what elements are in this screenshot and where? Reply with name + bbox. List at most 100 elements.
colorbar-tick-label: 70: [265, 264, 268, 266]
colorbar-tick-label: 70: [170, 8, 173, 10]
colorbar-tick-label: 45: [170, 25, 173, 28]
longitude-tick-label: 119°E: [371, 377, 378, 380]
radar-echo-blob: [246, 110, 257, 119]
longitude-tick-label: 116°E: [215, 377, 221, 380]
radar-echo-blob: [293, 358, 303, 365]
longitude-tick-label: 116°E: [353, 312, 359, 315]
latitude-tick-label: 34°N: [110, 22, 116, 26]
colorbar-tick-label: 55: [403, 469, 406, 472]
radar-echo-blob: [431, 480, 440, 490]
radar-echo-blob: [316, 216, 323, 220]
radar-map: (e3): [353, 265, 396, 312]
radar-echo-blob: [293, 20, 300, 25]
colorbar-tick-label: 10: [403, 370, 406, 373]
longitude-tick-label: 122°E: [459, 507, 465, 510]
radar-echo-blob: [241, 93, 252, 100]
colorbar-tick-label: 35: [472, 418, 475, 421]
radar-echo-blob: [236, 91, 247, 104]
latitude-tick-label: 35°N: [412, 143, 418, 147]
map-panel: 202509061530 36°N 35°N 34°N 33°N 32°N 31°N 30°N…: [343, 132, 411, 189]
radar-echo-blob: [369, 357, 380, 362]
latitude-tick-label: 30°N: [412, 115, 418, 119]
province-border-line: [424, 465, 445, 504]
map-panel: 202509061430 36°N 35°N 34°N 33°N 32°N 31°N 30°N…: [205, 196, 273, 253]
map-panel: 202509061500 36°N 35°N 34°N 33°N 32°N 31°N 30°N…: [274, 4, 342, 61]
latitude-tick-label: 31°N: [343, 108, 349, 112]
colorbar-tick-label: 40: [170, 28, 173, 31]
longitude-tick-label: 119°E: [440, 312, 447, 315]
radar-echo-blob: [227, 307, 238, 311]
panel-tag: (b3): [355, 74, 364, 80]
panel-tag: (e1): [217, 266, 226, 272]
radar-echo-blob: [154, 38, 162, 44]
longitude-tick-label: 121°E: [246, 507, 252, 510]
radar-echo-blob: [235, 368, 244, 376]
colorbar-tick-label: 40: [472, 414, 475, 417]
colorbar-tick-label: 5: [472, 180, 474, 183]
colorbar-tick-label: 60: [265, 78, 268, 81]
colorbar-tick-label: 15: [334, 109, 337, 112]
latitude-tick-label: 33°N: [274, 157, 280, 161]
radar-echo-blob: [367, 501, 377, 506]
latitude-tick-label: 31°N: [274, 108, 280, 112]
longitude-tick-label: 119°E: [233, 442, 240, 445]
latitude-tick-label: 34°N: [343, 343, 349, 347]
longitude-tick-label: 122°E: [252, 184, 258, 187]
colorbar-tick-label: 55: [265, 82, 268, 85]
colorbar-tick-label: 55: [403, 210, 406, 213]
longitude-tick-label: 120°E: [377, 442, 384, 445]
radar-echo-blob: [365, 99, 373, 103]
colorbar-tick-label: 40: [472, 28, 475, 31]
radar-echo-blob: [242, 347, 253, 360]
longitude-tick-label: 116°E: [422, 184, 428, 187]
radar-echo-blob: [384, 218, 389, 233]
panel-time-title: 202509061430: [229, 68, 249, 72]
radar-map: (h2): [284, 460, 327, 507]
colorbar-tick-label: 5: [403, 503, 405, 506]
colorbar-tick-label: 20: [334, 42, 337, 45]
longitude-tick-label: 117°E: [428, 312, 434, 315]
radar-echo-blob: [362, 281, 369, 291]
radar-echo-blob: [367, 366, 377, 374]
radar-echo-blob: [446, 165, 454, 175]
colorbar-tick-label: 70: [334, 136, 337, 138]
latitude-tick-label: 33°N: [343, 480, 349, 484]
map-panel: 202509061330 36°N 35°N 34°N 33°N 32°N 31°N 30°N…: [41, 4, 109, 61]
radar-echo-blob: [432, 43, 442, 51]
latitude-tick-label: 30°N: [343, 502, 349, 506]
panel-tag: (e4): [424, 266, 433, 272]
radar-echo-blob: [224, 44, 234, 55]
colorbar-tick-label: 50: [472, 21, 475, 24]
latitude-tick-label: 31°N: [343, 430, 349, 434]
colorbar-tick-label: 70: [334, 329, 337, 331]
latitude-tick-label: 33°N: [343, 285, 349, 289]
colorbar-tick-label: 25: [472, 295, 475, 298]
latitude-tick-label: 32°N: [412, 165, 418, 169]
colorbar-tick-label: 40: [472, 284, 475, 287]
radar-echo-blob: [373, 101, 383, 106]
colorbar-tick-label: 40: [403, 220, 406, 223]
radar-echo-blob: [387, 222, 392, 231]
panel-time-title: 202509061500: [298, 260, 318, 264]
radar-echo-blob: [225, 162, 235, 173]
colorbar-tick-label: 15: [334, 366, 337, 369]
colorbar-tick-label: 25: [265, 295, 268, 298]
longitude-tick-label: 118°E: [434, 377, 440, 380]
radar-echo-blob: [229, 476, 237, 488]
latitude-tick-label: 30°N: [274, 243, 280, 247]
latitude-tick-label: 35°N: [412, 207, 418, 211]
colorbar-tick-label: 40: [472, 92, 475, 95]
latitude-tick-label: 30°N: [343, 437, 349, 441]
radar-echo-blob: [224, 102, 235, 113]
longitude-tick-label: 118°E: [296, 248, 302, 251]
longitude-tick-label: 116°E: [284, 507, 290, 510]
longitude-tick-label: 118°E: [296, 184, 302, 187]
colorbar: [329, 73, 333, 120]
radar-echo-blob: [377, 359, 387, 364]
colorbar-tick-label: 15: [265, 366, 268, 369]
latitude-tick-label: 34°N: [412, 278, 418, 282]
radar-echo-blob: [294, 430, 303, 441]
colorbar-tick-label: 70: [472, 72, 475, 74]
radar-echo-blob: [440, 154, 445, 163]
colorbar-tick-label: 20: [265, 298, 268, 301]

====

EXERCISE OBJECTIVE:
Rewrite all of the lines above, substituting "scale-tick-label" for every occurrence of "colorbar-tick-label" and leaving everything else unchanged.

TASK RESULT:
what elements are in this screenshot and where? Reply with name + bbox. List at most 100 elements.
scale-tick-label: 70: [265, 264, 268, 266]
scale-tick-label: 70: [170, 8, 173, 10]
scale-tick-label: 45: [170, 25, 173, 28]
longitude-tick-label: 119°E: [371, 377, 378, 380]
radar-echo-blob: [246, 110, 257, 119]
longitude-tick-label: 116°E: [215, 377, 221, 380]
radar-echo-blob: [293, 358, 303, 365]
longitude-tick-label: 116°E: [353, 312, 359, 315]
latitude-tick-label: 34°N: [110, 22, 116, 26]
scale-tick-label: 55: [403, 469, 406, 472]
radar-echo-blob: [431, 480, 440, 490]
radar-echo-blob: [316, 216, 323, 220]
radar-map: (e3): [353, 265, 396, 312]
radar-echo-blob: [293, 20, 300, 25]
scale-tick-label: 10: [403, 370, 406, 373]
longitude-tick-label: 122°E: [459, 507, 465, 510]
radar-echo-blob: [241, 93, 252, 100]
scale-tick-label: 35: [472, 418, 475, 421]
radar-echo-blob: [236, 91, 247, 104]
latitude-tick-label: 35°N: [412, 143, 418, 147]
map-panel: 202509061530 36°N 35°N 34°N 33°N 32°N 31°N 30°N…: [343, 132, 411, 189]
radar-echo-blob: [369, 357, 380, 362]
latitude-tick-label: 30°N: [412, 115, 418, 119]
province-border-line: [424, 465, 445, 504]
map-panel: 202509061430 36°N 35°N 34°N 33°N 32°N 31°N 30°N…: [205, 196, 273, 253]
map-panel: 202509061500 36°N 35°N 34°N 33°N 32°N 31°N 30°N…: [274, 4, 342, 61]
latitude-tick-label: 31°N: [343, 108, 349, 112]
scale-tick-label: 40: [170, 28, 173, 31]
longitude-tick-label: 119°E: [440, 312, 447, 315]
radar-echo-blob: [227, 307, 238, 311]
panel-tag: (b3): [355, 74, 364, 80]
panel-tag: (e1): [217, 266, 226, 272]
radar-echo-blob: [154, 38, 162, 44]
longitude-tick-label: 121°E: [246, 507, 252, 510]
radar-echo-blob: [235, 368, 244, 376]
scale-tick-label: 40: [472, 414, 475, 417]
scale-tick-label: 5: [472, 180, 474, 183]
scale-tick-label: 60: [265, 78, 268, 81]
scale-tick-label: 15: [334, 109, 337, 112]
latitude-tick-label: 33°N: [274, 157, 280, 161]
radar-echo-blob: [367, 501, 377, 506]
latitude-tick-label: 31°N: [274, 108, 280, 112]
longitude-tick-label: 119°E: [233, 442, 240, 445]
latitude-tick-label: 34°N: [343, 343, 349, 347]
longitude-tick-label: 122°E: [252, 184, 258, 187]
scale-tick-label: 55: [265, 82, 268, 85]
scale-tick-label: 55: [403, 210, 406, 213]
longitude-tick-label: 120°E: [377, 442, 384, 445]
radar-echo-blob: [365, 99, 373, 103]
scale-tick-label: 40: [472, 28, 475, 31]
radar-echo-blob: [242, 347, 253, 360]
longitude-tick-label: 116°E: [422, 184, 428, 187]
radar-echo-blob: [384, 218, 389, 233]
panel-time-title: 202509061430: [229, 68, 249, 72]
radar-map: (h2): [284, 460, 327, 507]
scale-tick-label: 5: [403, 503, 405, 506]
scale-tick-label: 20: [334, 42, 337, 45]
longitude-tick-label: 117°E: [428, 312, 434, 315]
radar-echo-blob: [362, 281, 369, 291]
radar-echo-blob: [367, 366, 377, 374]
radar-echo-blob: [446, 165, 454, 175]
scale-tick-label: 70: [334, 136, 337, 138]
latitude-tick-label: 33°N: [343, 480, 349, 484]
map-panel: 202509061330 36°N 35°N 34°N 33°N 32°N 31°N 30°N…: [41, 4, 109, 61]
radar-echo-blob: [432, 43, 442, 51]
latitude-tick-label: 30°N: [343, 502, 349, 506]
panel-tag: (e4): [424, 266, 433, 272]
radar-echo-blob: [224, 44, 234, 55]
scale-tick-label: 50: [472, 21, 475, 24]
latitude-tick-label: 31°N: [343, 430, 349, 434]
scale-tick-label: 70: [334, 329, 337, 331]
latitude-tick-label: 33°N: [343, 285, 349, 289]
scale-tick-label: 25: [472, 295, 475, 298]
latitude-tick-label: 32°N: [412, 165, 418, 169]
scale-tick-label: 40: [472, 284, 475, 287]
radar-echo-blob: [373, 101, 383, 106]
scale-tick-label: 40: [403, 220, 406, 223]
radar-echo-blob: [387, 222, 392, 231]
panel-time-title: 202509061500: [298, 260, 318, 264]
radar-echo-blob: [225, 162, 235, 173]
scale-tick-label: 15: [334, 366, 337, 369]
scale-tick-label: 25: [265, 295, 268, 298]
longitude-tick-label: 118°E: [434, 377, 440, 380]
radar-echo-blob: [229, 476, 237, 488]
latitude-tick-label: 30°N: [274, 243, 280, 247]
latitude-tick-label: 35°N: [412, 207, 418, 211]
scale-tick-label: 40: [472, 92, 475, 95]
latitude-tick-label: 30°N: [343, 437, 349, 441]
radar-echo-blob: [224, 102, 235, 113]
longitude-tick-label: 118°E: [296, 248, 302, 251]
longitude-tick-label: 116°E: [284, 507, 290, 510]
longitude-tick-label: 118°E: [296, 184, 302, 187]
colorbar: [329, 73, 333, 120]
radar-echo-blob: [377, 359, 387, 364]
scale-tick-label: 15: [265, 366, 268, 369]
latitude-tick-label: 34°N: [412, 278, 418, 282]
radar-echo-blob: [294, 430, 303, 441]
scale-tick-label: 70: [472, 72, 475, 74]
radar-echo-blob: [440, 154, 445, 163]
scale-tick-label: 20: [265, 298, 268, 301]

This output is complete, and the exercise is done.